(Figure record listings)
++++++++++++++++++++

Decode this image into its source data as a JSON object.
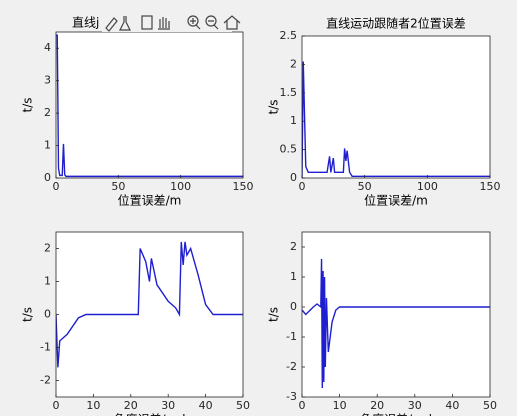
{
  "chart_data": [
    {
      "type": "line",
      "title": "直线j",
      "xlabel": "位置误差/m",
      "ylabel": "t/s",
      "xlim": [
        0,
        150
      ],
      "xticks": [
        0,
        50,
        100,
        150
      ],
      "ylim": [
        0,
        4.5
      ],
      "yticks": [
        0,
        1,
        2,
        3,
        4
      ],
      "series": [
        {
          "color": "#1f1fd1",
          "x": [
            0,
            1,
            2,
            3,
            5,
            6,
            7,
            8,
            150
          ],
          "values": [
            4.4,
            4.4,
            0.3,
            0.08,
            0.08,
            1.05,
            0.1,
            0.05,
            0.05
          ]
        }
      ]
    },
    {
      "type": "line",
      "title": "直线运动跟随者2位置误差",
      "xlabel": "位置误差/m",
      "ylabel": "t/s",
      "xlim": [
        0,
        150
      ],
      "xticks": [
        0,
        50,
        100,
        150
      ],
      "ylim": [
        0,
        2.5
      ],
      "yticks": [
        0,
        0.5,
        1,
        1.5,
        2,
        2.5
      ],
      "series": [
        {
          "color": "#1f1fd1",
          "x": [
            0,
            1,
            3,
            5,
            20,
            22,
            23,
            25,
            26,
            33,
            34,
            35,
            36,
            38,
            40,
            150
          ],
          "values": [
            0,
            2.05,
            0.2,
            0.1,
            0.1,
            0.38,
            0.1,
            0.35,
            0.1,
            0.1,
            0.52,
            0.3,
            0.48,
            0.1,
            0.03,
            0.03
          ]
        }
      ]
    },
    {
      "type": "line",
      "xlabel": "角度误差/rad",
      "ylabel": "t/s",
      "xlim": [
        0,
        50
      ],
      "xticks": [
        0,
        10,
        20,
        30,
        40,
        50
      ],
      "ylim": [
        -2.5,
        2.5
      ],
      "yticks": [
        -2,
        -1,
        0,
        1,
        2
      ],
      "series": [
        {
          "color": "#1f1fd1",
          "x": [
            0,
            0.5,
            1,
            3,
            6,
            8,
            22,
            22.5,
            24,
            25,
            25.5,
            27,
            30,
            32,
            33,
            33.5,
            34,
            34.5,
            35,
            36,
            38,
            40,
            42,
            50
          ],
          "values": [
            0,
            -1.6,
            -0.8,
            -0.6,
            -0.1,
            0,
            0,
            2.0,
            1.6,
            1.0,
            1.7,
            0.9,
            0.4,
            0.2,
            0,
            2.2,
            1.5,
            2.2,
            1.8,
            2.0,
            1.2,
            0.3,
            0,
            0
          ]
        }
      ]
    },
    {
      "type": "line",
      "xlabel": "角度误差/rad",
      "ylabel": "t/s",
      "xlim": [
        0,
        50
      ],
      "xticks": [
        0,
        10,
        20,
        30,
        40,
        50
      ],
      "ylim": [
        -3,
        2.5
      ],
      "yticks": [
        -3,
        -2,
        -1,
        0,
        1,
        2
      ],
      "series": [
        {
          "color": "#1f1fd1",
          "x": [
            0,
            1,
            3,
            4,
            5,
            5.2,
            5.4,
            5.6,
            5.8,
            6,
            6.2,
            6.5,
            7,
            8,
            9,
            10,
            50
          ],
          "values": [
            -0.1,
            -0.25,
            0,
            0.1,
            0,
            1.6,
            -2.7,
            1.2,
            -2.5,
            1.0,
            -2.0,
            0.3,
            -1.5,
            -0.5,
            -0.1,
            0,
            0
          ]
        }
      ]
    }
  ]
}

++++++++++++++++++++

■ **Problem details**
Transcribe the records above verbatim. Do not carry over any picture.

■ **Exercise response**
Decode this image into its source data as a JSON object.
{
  "chart_data": [
    {
      "type": "line",
      "title": "直线j",
      "xlabel": "位置误差/m",
      "ylabel": "t/s",
      "xlim": [
        0,
        150
      ],
      "xticks": [
        0,
        50,
        100,
        150
      ],
      "ylim": [
        0,
        4.5
      ],
      "yticks": [
        0,
        1,
        2,
        3,
        4
      ],
      "series": [
        {
          "color": "#1f1fd1",
          "x": [
            0,
            1,
            2,
            3,
            5,
            6,
            7,
            8,
            150
          ],
          "values": [
            4.4,
            4.4,
            0.3,
            0.08,
            0.08,
            1.05,
            0.1,
            0.05,
            0.05
          ]
        }
      ]
    },
    {
      "type": "line",
      "title": "直线运动跟随者2位置误差",
      "xlabel": "位置误差/m",
      "ylabel": "t/s",
      "xlim": [
        0,
        150
      ],
      "xticks": [
        0,
        50,
        100,
        150
      ],
      "ylim": [
        0,
        2.5
      ],
      "yticks": [
        0,
        0.5,
        1,
        1.5,
        2,
        2.5
      ],
      "series": [
        {
          "color": "#1f1fd1",
          "x": [
            0,
            1,
            3,
            5,
            20,
            22,
            23,
            25,
            26,
            33,
            34,
            35,
            36,
            38,
            40,
            150
          ],
          "values": [
            0,
            2.05,
            0.2,
            0.1,
            0.1,
            0.38,
            0.1,
            0.35,
            0.1,
            0.1,
            0.52,
            0.3,
            0.48,
            0.1,
            0.03,
            0.03
          ]
        }
      ]
    },
    {
      "type": "line",
      "xlabel": "角度误差/rad",
      "ylabel": "t/s",
      "xlim": [
        0,
        50
      ],
      "xticks": [
        0,
        10,
        20,
        30,
        40,
        50
      ],
      "ylim": [
        -2.5,
        2.5
      ],
      "yticks": [
        -2,
        -1,
        0,
        1,
        2
      ],
      "series": [
        {
          "color": "#1f1fd1",
          "x": [
            0,
            0.5,
            1,
            3,
            6,
            8,
            22,
            22.5,
            24,
            25,
            25.5,
            27,
            30,
            32,
            33,
            33.5,
            34,
            34.5,
            35,
            36,
            38,
            40,
            42,
            50
          ],
          "values": [
            0,
            -1.6,
            -0.8,
            -0.6,
            -0.1,
            0,
            0,
            2.0,
            1.6,
            1.0,
            1.7,
            0.9,
            0.4,
            0.2,
            0,
            2.2,
            1.5,
            2.2,
            1.8,
            2.0,
            1.2,
            0.3,
            0,
            0
          ]
        }
      ]
    },
    {
      "type": "line",
      "xlabel": "角度误差/rad",
      "ylabel": "t/s",
      "xlim": [
        0,
        50
      ],
      "xticks": [
        0,
        10,
        20,
        30,
        40,
        50
      ],
      "ylim": [
        -3,
        2.5
      ],
      "yticks": [
        -3,
        -2,
        -1,
        0,
        1,
        2
      ],
      "series": [
        {
          "color": "#1f1fd1",
          "x": [
            0,
            1,
            3,
            4,
            5,
            5.2,
            5.4,
            5.6,
            5.8,
            6,
            6.2,
            6.5,
            7,
            8,
            9,
            10,
            50
          ],
          "values": [
            -0.1,
            -0.25,
            0,
            0.1,
            0,
            1.6,
            -2.7,
            1.2,
            -2.5,
            1.0,
            -2.0,
            0.3,
            -1.5,
            -0.5,
            -0.1,
            0,
            0
          ]
        }
      ]
    }
  ]
}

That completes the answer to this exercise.